- Exercise description -
Convert every line of the records into a JSON list of strings, one string per line, leaving out blank lines and the pictures.

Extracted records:
******

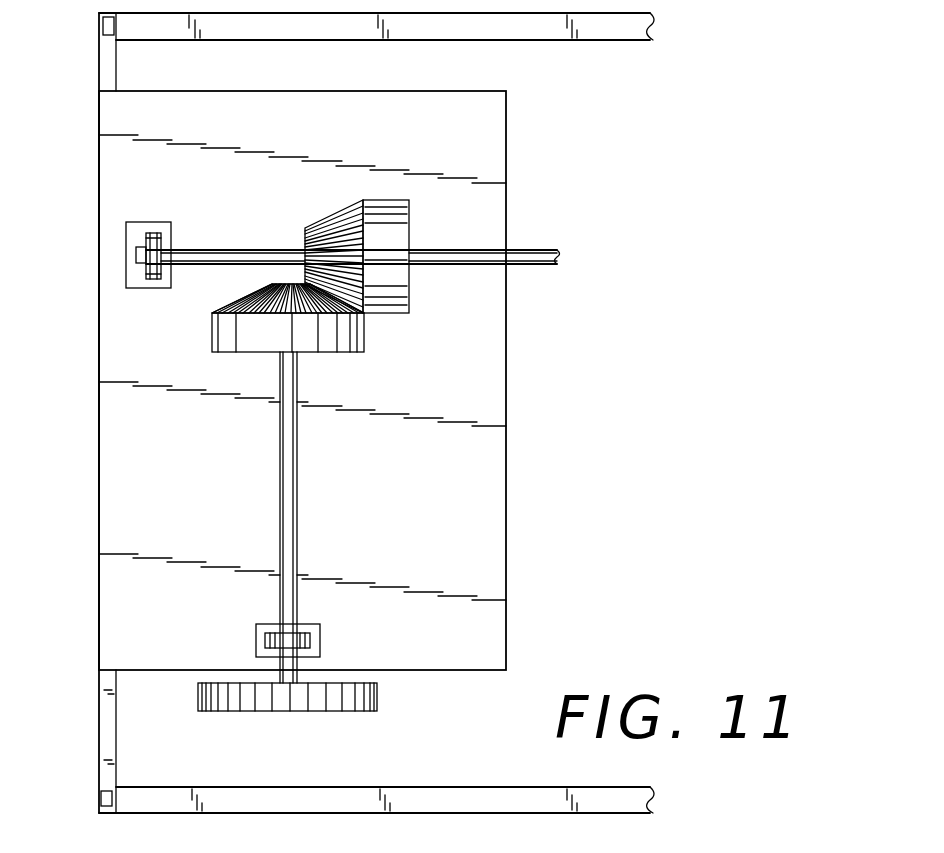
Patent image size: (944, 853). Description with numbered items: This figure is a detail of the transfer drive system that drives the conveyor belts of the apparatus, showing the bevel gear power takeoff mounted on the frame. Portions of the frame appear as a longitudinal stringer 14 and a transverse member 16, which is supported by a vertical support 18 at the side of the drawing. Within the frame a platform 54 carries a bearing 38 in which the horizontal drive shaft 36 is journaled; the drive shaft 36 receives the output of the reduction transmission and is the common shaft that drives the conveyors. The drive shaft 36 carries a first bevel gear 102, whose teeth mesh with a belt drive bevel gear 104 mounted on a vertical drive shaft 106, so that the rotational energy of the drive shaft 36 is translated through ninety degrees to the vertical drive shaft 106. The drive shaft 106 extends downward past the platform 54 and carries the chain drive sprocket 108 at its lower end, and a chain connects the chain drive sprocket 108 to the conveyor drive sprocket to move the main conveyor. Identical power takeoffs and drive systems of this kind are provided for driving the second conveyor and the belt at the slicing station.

The longitudinal stringers 14 is at (384, 787).
The transverse members 16 is at (99, 716).
The vertical supports 18 is at (99, 800).
The drive shaft 36 is at (535, 250).
The bearings 38 is at (156, 233).
The platforms 54 is at (448, 641).
The first bevel gear 102 is at (410, 228).
The belt drive bevel gear 104 is at (212, 336).
The drive shaft 106 is at (297, 528).
The chain drive sprocket 108 is at (340, 712).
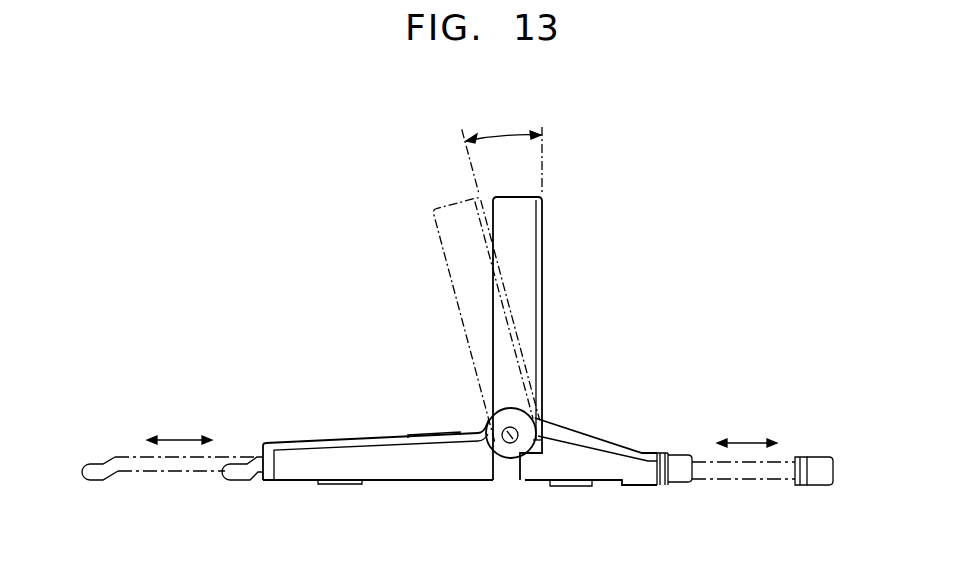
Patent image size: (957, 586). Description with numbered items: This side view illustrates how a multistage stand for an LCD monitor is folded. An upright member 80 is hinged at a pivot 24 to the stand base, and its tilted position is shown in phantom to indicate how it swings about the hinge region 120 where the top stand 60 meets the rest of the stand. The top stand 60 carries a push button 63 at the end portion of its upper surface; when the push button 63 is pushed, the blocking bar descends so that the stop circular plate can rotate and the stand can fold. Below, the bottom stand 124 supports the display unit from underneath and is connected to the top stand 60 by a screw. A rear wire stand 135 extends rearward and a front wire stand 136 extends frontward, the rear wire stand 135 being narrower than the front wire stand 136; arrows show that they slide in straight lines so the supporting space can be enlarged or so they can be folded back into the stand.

The display unit 80 is at (563, 242).
The hinge assembly 120 is at (365, 417).
The top stand 60 is at (297, 442).
The push button 63 is at (432, 434).
The bottom stand 124 is at (297, 470).
The bottom stand 24 is at (514, 442).
The rear wire stand 135 is at (176, 473).
The front wire stand 136 is at (823, 481).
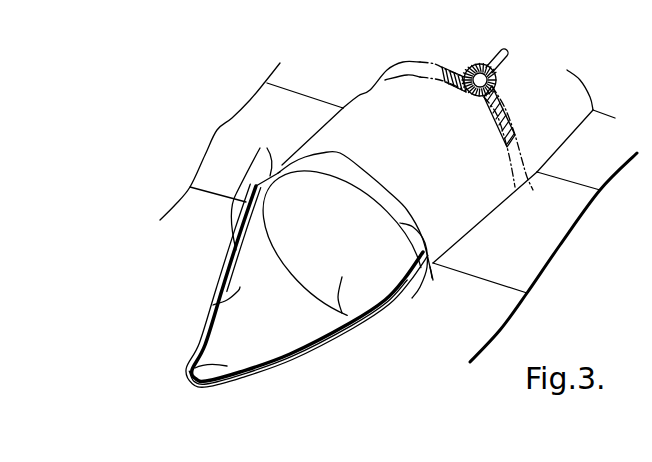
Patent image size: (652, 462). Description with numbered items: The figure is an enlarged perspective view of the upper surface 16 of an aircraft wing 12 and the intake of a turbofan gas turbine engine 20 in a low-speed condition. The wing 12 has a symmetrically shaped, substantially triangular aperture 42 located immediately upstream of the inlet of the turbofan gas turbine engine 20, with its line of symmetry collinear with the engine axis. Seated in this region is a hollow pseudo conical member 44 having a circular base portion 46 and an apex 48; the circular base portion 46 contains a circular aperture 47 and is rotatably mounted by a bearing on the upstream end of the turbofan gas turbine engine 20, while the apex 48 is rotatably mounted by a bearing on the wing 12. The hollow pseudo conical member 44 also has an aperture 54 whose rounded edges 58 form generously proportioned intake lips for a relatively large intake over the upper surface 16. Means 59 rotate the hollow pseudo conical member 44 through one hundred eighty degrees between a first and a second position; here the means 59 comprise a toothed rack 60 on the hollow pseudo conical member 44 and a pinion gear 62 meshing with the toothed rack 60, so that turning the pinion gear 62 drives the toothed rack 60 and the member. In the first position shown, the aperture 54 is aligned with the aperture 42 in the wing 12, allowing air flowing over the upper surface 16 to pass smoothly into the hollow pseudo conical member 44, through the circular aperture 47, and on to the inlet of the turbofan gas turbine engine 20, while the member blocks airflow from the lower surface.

The wing 12 is at (190, 173).
The upper surface 16 is at (493, 298).
The turbofan gas turbine engine 20 is at (480, 196).
The aperture 42 is at (217, 270).
The hollow pseudo conical member 44 is at (420, 287).
The circular base portion 46 is at (418, 272).
The circular aperture 47 is at (345, 320).
The apex 48 is at (242, 372).
The aperture 54 is at (213, 304).
The rounded edges 58 is at (253, 188).
The means to rotate 59 is at (463, 58).
The toothed rack 60 is at (500, 109).
The pinion gear 62 is at (508, 73).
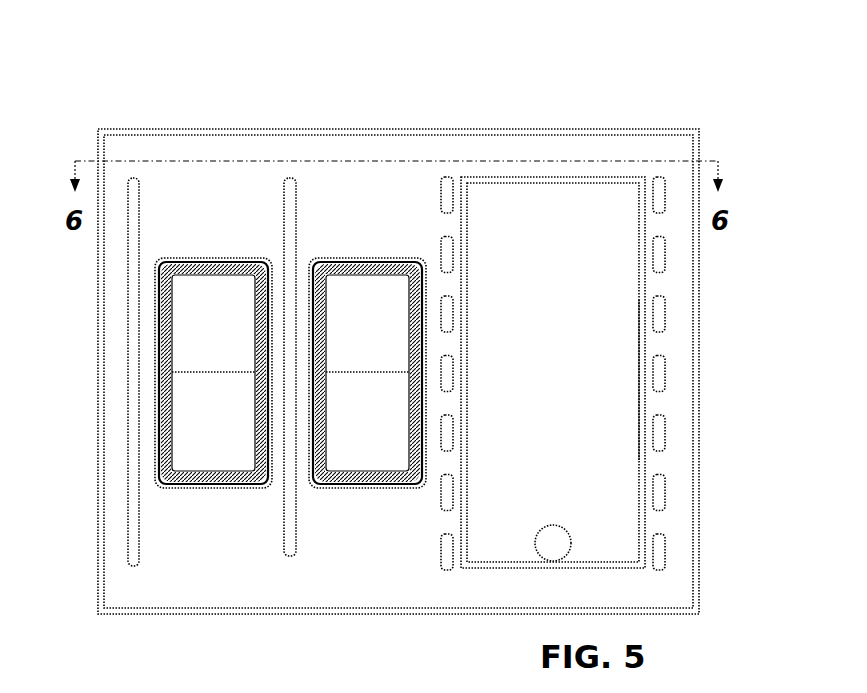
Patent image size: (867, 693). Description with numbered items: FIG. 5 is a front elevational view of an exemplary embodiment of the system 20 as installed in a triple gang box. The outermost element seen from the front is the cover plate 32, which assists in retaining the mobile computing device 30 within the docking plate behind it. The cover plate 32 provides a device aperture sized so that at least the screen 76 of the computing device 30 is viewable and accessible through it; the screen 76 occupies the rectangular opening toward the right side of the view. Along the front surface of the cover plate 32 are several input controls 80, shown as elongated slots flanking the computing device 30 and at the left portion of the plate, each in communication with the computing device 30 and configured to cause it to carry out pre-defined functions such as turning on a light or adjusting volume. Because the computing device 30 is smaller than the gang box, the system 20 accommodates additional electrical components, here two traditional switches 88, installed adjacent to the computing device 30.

The system 20 is at (669, 86).
The mobile computing device 30 is at (489, 194).
The cover plate 32 is at (90, 575).
The screen 76 is at (625, 365).
The input control 80 is at (434, 415).
The traditional switch 88 is at (234, 290).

******

- Solution for this task -
[
  "Patent image size: (944, 853). Description with numbered items: This figure is a detail of the transfer drive system that drives the conveyor belts of the apparatus, showing the bevel gear power takeoff mounted on the frame. Portions of the frame appear as a longitudinal stringer 14 and a transverse member 16, which is supported by a vertical support 18 at the side of the drawing. Within the frame a platform 54 carries a bearing 38 in which the horizontal drive shaft 36 is journaled; the drive shaft 36 receives the output of the reduction transmission and is the common shaft that drives the conveyors. The drive shaft 36 carries a first bevel gear 102, whose teeth mesh with a belt drive bevel gear 104 mounted on a vertical drive shaft 106, so that the rotational energy of the drive shaft 36 is translated through ninety degrees to the vertical drive shaft 106. The drive shaft 106 extends downward past the platform 54 and carries the chain drive sprocket 108 at its lower end, and a chain connects the chain drive sprocket 108 to the conveyor drive sprocket to move the main conveyor. Identical power takeoffs and drive systems of this kind are provided for driving the second conveyor and the belt at the slicing station.",
  "The longitudinal stringers 14 is at (384, 787).",
  "The transverse members 16 is at (99, 716).",
  "The vertical supports 18 is at (99, 800).",
  "The drive shaft 36 is at (535, 250).",
  "The bearings 38 is at (156, 233).",
  "The platforms 54 is at (448, 641).",
  "The first bevel gear 102 is at (410, 228).",
  "The belt drive bevel gear 104 is at (212, 336).",
  "The drive shaft 106 is at (297, 528).",
  "The chain drive sprocket 108 is at (340, 712).",
  "Patent image size: (957, 586). Description with numbered items: This side view illustrates how a multistage stand for an LCD monitor is folded. An upright member 80 is hinged at a pivot 24 to the stand base, and its tilted position is shown in phantom to indicate how it swings about the hinge region 120 where the top stand 60 meets the rest of the stand. The top stand 60 carries a push button 63 at the end portion of its upper surface; when the push button 63 is pushed, the blocking bar descends so that the stop circular plate can rotate and the stand can fold. Below, the bottom stand 124 supports the display unit from underneath and is connected to the top stand 60 by a screw. A rear wire stand 135 extends rearward and a front wire stand 136 extends frontward, the rear wire stand 135 being narrower than the front wire stand 136; arrows show that they slide in straight lines so the supporting space can be enlarged or so they can be folded back into the stand.",
  "The display unit 80 is at (563, 242).",
  "The hinge assembly 120 is at (365, 417).",
  "The top stand 60 is at (297, 442).",
  "The push button 63 is at (432, 434).",
  "The bottom stand 124 is at (297, 470).",
  "The bottom stand 24 is at (514, 442).",
  "The rear wire stand 135 is at (176, 473).",
  "The front wire stand 136 is at (823, 481).",
  "Patent image size: (652, 462). Description with numbered items: The figure is an enlarged perspective view of the upper surface 16 of an aircraft wing 12 and the intake of a turbofan gas turbine engine 20 in a low-speed condition. The wing 12 has a symmetrically shaped, substantially triangular aperture 42 located immediately upstream of the inlet of the turbofan gas turbine engine 20, with its line of symmetry collinear with the engine axis. Seated in this region is a hollow pseudo conical member 44 having a circular base portion 46 and an apex 48; the circular base portion 46 contains a circular aperture 47 and is rotatably mounted by a bearing on the upstream end of the turbofan gas turbine engine 20, while the apex 48 is rotatably mounted by a bearing on the wing 12. The hollow pseudo conical member 44 also has an aperture 54 whose rounded edges 58 form generously proportioned intake lips for a relatively large intake over the upper surface 16. Means 59 rotate the hollow pseudo conical member 44 through one hundred eighty degrees between a first and a second position; here the means 59 comprise a toothed rack 60 on the hollow pseudo conical member 44 and a pinion gear 62 meshing with the toothed rack 60, so that turning the pinion gear 62 drives the toothed rack 60 and the member. In the first position shown, the aperture 54 is aligned with the aperture 42 in the wing 12, allowing air flowing over the upper surface 16 to pass smoothly into the hollow pseudo conical member 44, through the circular aperture 47, and on to the inlet of the turbofan gas turbine engine 20, while the member blocks airflow from the lower surface.",
  "The wing 12 is at (190, 173).",
  "The upper surface 16 is at (493, 298).",
  "The turbofan gas turbine engine 20 is at (480, 196).",
  "The aperture 42 is at (217, 270).",
  "The hollow pseudo conical member 44 is at (420, 287).",
  "The circular base portion 46 is at (418, 272).",
  "The circular aperture 47 is at (345, 320).",
  "The apex 48 is at (242, 372).",
  "The aperture 54 is at (213, 304).",
  "The rounded edges 58 is at (253, 188).",
  "The means to rotate 59 is at (463, 58).",
  "The toothed rack 60 is at (500, 109).",
  "The pinion gear 62 is at (508, 73).",
  "Patent image size: (867, 693). Description with numbered items: FIG. 5 is a front elevational view of an exemplary embodiment of the system 20 as installed in a triple gang box. The outermost element seen from the front is the cover plate 32, which assists in retaining the mobile computing device 30 within the docking plate behind it. The cover plate 32 provides a device aperture sized so that at least the screen 76 of the computing device 30 is viewable and accessible through it; the screen 76 occupies the rectangular opening toward the right side of the view. Along the front surface of the cover plate 32 are several input controls 80, shown as elongated slots flanking the computing device 30 and at the left portion of the plate, each in communication with the computing device 30 and configured to cause it to carry out pre-defined functions such as turning on a light or adjusting volume. Because the computing device 30 is smaller than the gang box, the system 20 accommodates additional electrical components, here two traditional switches 88, installed adjacent to the computing device 30.",
  "The system 20 is at (669, 86).",
  "The mobile computing device 30 is at (489, 194).",
  "The cover plate 32 is at (90, 575).",
  "The screen 76 is at (625, 365).",
  "The input control 80 is at (434, 415).",
  "The traditional switch 88 is at (234, 290)."
]